**GIVEN PROBLEM:**
Each line of the material must be repeated precisely, with the pictures left out.
** start of DATA SHOWN **
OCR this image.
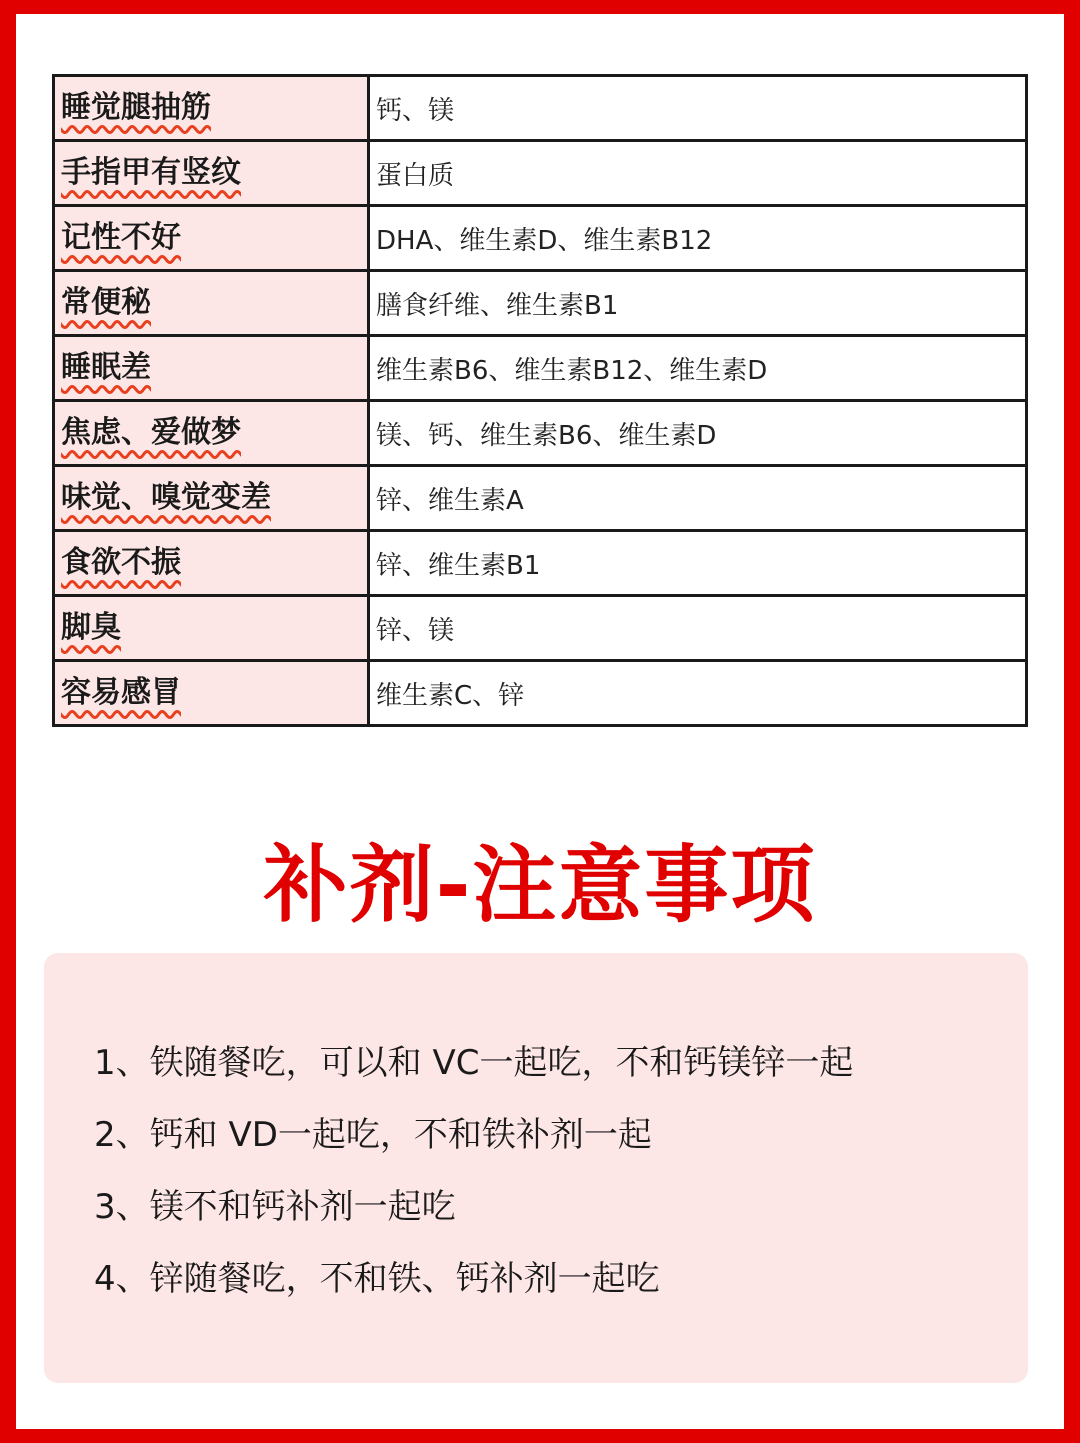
睡觉腿抽筋	钙、镁
手指甲有竖纹	蛋白质
记性不好	DHA、维生素D、维生素B12
常便秘	膳食纤维、维生素B1
睡眠差	维生素B6、维生素B12、维生素D
焦虑、爱做梦	镁、钙、维生素B6、维生素D
味觉、嗅觉变差	锌、维生素A
食欲不振	锌、维生素B1
脚臭	锌、镁
容易感冒	维生素C、锌
补剂-注意事项
1、铁随餐吃，可以和 VC一起吃，不和钙镁锌一起
2、钙和 VD一起吃，不和铁补剂一起
3、镁不和钙补剂一起吃
4、锌随餐吃，不和铁、钙补剂一起吃
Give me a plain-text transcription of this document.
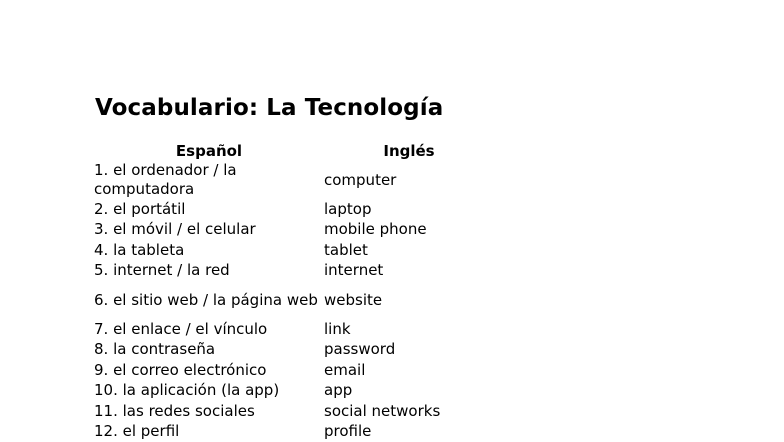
Vocabulario: La Tecnología
Español	Inglés
1. el ordenador / la computadora	computer
2. el portátil	laptop
3. el móvil / el celular	mobile phone
4. la tableta	tablet
5. internet / la red	internet
6. el sitio web / la página web	website
7. el enlace / el vínculo	link
8. la contraseña	password
9. el correo electrónico	email
10. la aplicación (la app)	app
11. las redes sociales	social networks
12. el perfil	profile
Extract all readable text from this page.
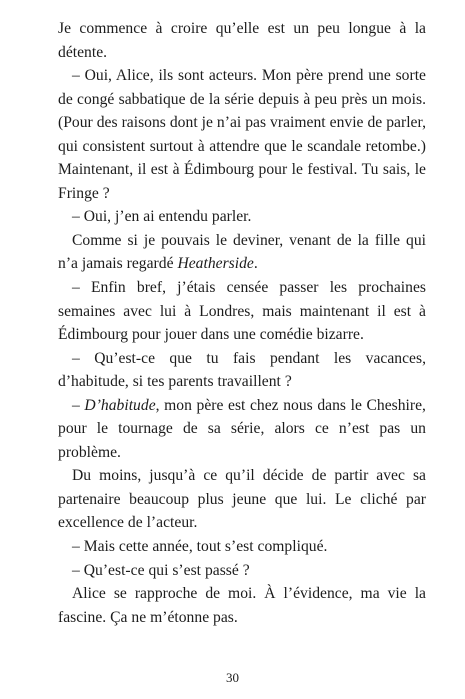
Je commence à croire qu’elle est un peu longue à la détente.

– Oui, Alice, ils sont acteurs. Mon père prend une sorte de congé sabbatique de la série depuis à peu près un mois. (Pour des raisons dont je n’ai pas vraiment envie de parler, qui consistent surtout à attendre que le scandale retombe.) Maintenant, il est à Édimbourg pour le festival. Tu sais, le Fringe ?

– Oui, j’en ai entendu parler.

Comme si je pouvais le deviner, venant de la fille qui n’a jamais regardé Heatherside.

– Enfin bref, j’étais censée passer les prochaines semaines avec lui à Londres, mais maintenant il est à Édimbourg pour jouer dans une comédie bizarre.

– Qu’est-ce que tu fais pendant les vacances, d’habitude, si tes parents travaillent ?

– D’habitude, mon père est chez nous dans le Cheshire, pour le tournage de sa série, alors ce n’est pas un problème.

Du moins, jusqu’à ce qu’il décide de partir avec sa partenaire beaucoup plus jeune que lui. Le cliché par excellence de l’acteur.

– Mais cette année, tout s’est compliqué.

– Qu’est-ce qui s’est passé ?

Alice se rapproche de moi. À l’évidence, ma vie la fascine. Ça ne m’étonne pas.

30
** end of DATA SHOWN **
**EXERCISE RESULT:**
OCR this image.
睡觉腿抽筋	钙、镁
手指甲有竖纹	蛋白质
记性不好	DHA、维生素D、维生素B12
常便秘	膳食纤维、维生素B1
睡眠差	维生素B6、维生素B12、维生素D
焦虑、爱做梦	镁、钙、维生素B6、维生素D
味觉、嗅觉变差	锌、维生素A
食欲不振	锌、维生素B1
脚臭	锌、镁
容易感冒	维生素C、锌
补剂-注意事项
1、铁随餐吃，可以和 VC一起吃，不和钙镁锌一起
2、钙和 VD一起吃，不和铁补剂一起
3、镁不和钙补剂一起吃
4、锌随餐吃，不和铁、钙补剂一起吃
Give me a plain-text transcription of this document.
Vocabulario: La Tecnología
Español	Inglés
1. el ordenador / la computadora	computer
2. el portátil	laptop
3. el móvil / el celular	mobile phone
4. la tableta	tablet
5. internet / la red	internet
6. el sitio web / la página web	website
7. el enlace / el vínculo	link
8. la contraseña	password
9. el correo electrónico	email
10. la aplicación (la app)	app
11. las redes sociales	social networks
12. el perfil	profile
Extract all readable text from this page.
Je commence à croire qu’elle est un peu longue à la détente.

– Oui, Alice, ils sont acteurs. Mon père prend une sorte de congé sabbatique de la série depuis à peu près un mois. (Pour des raisons dont je n’ai pas vraiment envie de parler, qui consistent surtout à attendre que le scandale retombe.) Maintenant, il est à Édimbourg pour le festival. Tu sais, le Fringe ?

– Oui, j’en ai entendu parler.

Comme si je pouvais le deviner, venant de la fille qui n’a jamais regardé Heatherside.

– Enfin bref, j’étais censée passer les prochaines semaines avec lui à Londres, mais maintenant il est à Édimbourg pour jouer dans une comédie bizarre.

– Qu’est-ce que tu fais pendant les vacances, d’habitude, si tes parents travaillent ?

– D’habitude, mon père est chez nous dans le Cheshire, pour le tournage de sa série, alors ce n’est pas un problème.

Du moins, jusqu’à ce qu’il décide de partir avec sa partenaire beaucoup plus jeune que lui. Le cliché par excellence de l’acteur.

– Mais cette année, tout s’est compliqué.

– Qu’est-ce qui s’est passé ?

Alice se rapproche de moi. À l’évidence, ma vie la fascine. Ça ne m’étonne pas.

30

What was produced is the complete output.